* Required task
Gather up all lines that carry the word "usage".

(Dataset items)
>> start

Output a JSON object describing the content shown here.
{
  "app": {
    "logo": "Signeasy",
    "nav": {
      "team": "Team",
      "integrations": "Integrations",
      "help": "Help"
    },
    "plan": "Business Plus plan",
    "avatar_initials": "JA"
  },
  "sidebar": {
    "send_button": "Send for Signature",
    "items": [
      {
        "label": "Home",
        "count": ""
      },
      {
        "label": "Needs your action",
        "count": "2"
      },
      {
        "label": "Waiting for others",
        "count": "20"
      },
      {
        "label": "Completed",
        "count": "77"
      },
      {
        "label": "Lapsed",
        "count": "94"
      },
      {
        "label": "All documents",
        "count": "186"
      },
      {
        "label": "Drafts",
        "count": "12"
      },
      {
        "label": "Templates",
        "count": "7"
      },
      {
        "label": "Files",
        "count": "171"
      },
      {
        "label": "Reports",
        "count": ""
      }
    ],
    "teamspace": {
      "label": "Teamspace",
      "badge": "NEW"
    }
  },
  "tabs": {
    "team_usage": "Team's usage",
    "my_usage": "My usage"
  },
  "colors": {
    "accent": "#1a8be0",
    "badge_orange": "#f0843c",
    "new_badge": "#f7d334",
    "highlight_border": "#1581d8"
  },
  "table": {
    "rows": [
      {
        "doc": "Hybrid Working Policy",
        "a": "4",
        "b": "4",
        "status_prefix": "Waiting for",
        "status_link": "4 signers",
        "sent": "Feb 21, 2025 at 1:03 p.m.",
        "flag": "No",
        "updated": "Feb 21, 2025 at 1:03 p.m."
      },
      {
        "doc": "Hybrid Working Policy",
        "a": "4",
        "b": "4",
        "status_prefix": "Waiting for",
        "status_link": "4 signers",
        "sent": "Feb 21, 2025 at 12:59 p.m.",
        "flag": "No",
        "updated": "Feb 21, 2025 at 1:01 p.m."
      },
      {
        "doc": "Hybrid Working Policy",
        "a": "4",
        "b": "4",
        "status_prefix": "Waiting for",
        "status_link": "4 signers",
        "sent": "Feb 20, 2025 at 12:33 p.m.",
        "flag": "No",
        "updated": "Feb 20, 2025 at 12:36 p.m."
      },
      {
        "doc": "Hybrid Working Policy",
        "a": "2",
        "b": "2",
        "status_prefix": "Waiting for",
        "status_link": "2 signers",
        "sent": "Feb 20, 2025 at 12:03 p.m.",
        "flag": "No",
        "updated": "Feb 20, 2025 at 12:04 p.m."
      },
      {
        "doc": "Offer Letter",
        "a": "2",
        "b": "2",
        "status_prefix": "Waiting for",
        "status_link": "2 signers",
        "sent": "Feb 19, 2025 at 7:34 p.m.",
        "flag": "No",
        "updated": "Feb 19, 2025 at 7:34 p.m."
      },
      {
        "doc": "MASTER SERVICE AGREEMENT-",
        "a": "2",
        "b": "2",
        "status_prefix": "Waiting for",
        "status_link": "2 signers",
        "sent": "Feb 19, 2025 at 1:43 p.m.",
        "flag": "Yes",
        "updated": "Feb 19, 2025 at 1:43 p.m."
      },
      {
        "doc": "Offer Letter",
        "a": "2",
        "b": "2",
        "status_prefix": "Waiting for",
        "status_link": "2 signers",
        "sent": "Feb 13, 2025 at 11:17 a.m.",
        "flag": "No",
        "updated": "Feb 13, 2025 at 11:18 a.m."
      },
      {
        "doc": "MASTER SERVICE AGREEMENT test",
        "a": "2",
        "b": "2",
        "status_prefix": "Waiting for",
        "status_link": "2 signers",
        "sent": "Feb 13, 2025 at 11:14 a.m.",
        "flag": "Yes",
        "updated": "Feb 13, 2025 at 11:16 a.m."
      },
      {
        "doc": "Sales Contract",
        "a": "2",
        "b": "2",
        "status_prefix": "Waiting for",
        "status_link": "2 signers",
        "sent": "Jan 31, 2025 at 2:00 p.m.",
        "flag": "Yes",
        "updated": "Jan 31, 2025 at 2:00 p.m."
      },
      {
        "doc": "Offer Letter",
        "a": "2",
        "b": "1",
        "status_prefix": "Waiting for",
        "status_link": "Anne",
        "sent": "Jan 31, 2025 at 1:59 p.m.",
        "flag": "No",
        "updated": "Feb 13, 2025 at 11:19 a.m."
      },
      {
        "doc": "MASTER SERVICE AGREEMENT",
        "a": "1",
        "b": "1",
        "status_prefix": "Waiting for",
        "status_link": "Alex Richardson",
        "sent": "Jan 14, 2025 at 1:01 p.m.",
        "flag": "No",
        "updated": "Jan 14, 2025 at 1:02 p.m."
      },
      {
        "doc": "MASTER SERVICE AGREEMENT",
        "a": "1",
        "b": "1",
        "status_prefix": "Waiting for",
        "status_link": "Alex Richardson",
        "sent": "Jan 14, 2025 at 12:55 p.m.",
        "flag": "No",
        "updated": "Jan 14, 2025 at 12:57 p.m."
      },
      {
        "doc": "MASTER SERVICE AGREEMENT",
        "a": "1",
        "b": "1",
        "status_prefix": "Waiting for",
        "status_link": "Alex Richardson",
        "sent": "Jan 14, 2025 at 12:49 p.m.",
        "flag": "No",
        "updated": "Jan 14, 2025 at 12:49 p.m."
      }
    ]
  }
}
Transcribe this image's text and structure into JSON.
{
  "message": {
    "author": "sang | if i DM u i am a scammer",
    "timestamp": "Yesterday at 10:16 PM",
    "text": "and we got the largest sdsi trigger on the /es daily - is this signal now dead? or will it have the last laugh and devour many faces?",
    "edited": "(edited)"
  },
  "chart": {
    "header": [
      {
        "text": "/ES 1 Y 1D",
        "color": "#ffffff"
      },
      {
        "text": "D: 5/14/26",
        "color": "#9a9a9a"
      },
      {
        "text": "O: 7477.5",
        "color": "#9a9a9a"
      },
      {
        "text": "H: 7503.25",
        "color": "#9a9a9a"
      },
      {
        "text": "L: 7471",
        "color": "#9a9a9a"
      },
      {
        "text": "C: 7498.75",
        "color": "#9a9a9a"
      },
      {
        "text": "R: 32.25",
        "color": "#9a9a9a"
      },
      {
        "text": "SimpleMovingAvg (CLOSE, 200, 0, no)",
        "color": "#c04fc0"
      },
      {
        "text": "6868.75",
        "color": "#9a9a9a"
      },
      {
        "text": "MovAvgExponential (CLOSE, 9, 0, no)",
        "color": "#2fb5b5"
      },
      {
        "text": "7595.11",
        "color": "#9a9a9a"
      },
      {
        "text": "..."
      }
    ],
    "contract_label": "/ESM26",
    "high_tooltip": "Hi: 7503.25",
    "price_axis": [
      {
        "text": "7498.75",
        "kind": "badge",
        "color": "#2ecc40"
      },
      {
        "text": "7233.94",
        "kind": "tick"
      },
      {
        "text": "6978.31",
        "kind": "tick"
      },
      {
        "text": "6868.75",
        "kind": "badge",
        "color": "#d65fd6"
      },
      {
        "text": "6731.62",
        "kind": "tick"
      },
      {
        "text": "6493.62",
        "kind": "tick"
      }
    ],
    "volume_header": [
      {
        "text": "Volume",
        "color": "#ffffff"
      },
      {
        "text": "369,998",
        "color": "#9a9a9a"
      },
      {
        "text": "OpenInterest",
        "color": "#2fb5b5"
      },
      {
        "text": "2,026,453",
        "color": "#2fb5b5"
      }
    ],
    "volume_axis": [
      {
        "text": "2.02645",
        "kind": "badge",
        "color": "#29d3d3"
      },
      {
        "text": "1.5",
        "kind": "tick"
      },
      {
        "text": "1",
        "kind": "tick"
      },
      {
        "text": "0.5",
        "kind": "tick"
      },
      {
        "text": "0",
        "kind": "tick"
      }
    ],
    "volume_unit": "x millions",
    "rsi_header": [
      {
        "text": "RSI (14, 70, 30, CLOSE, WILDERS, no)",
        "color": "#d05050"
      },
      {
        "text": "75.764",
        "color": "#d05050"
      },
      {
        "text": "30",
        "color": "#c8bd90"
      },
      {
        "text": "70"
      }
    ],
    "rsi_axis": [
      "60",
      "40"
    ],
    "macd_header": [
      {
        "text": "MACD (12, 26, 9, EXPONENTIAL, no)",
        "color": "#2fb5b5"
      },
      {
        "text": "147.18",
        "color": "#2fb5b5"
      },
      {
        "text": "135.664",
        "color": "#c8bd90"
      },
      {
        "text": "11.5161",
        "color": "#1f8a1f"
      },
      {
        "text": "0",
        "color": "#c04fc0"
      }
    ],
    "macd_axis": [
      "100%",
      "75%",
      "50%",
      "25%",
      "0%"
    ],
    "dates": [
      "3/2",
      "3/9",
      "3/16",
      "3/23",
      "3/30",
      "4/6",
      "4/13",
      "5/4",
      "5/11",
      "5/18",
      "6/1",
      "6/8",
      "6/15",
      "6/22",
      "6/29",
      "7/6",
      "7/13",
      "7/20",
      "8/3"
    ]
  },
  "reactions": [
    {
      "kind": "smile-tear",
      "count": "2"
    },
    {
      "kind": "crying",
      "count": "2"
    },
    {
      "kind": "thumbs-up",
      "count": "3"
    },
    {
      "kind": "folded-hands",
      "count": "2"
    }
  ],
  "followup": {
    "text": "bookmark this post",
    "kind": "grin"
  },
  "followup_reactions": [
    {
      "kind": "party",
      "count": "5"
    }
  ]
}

>> end

* Result of the task
    "team_usage": "Team's usage",
    "my_usage": "My usage"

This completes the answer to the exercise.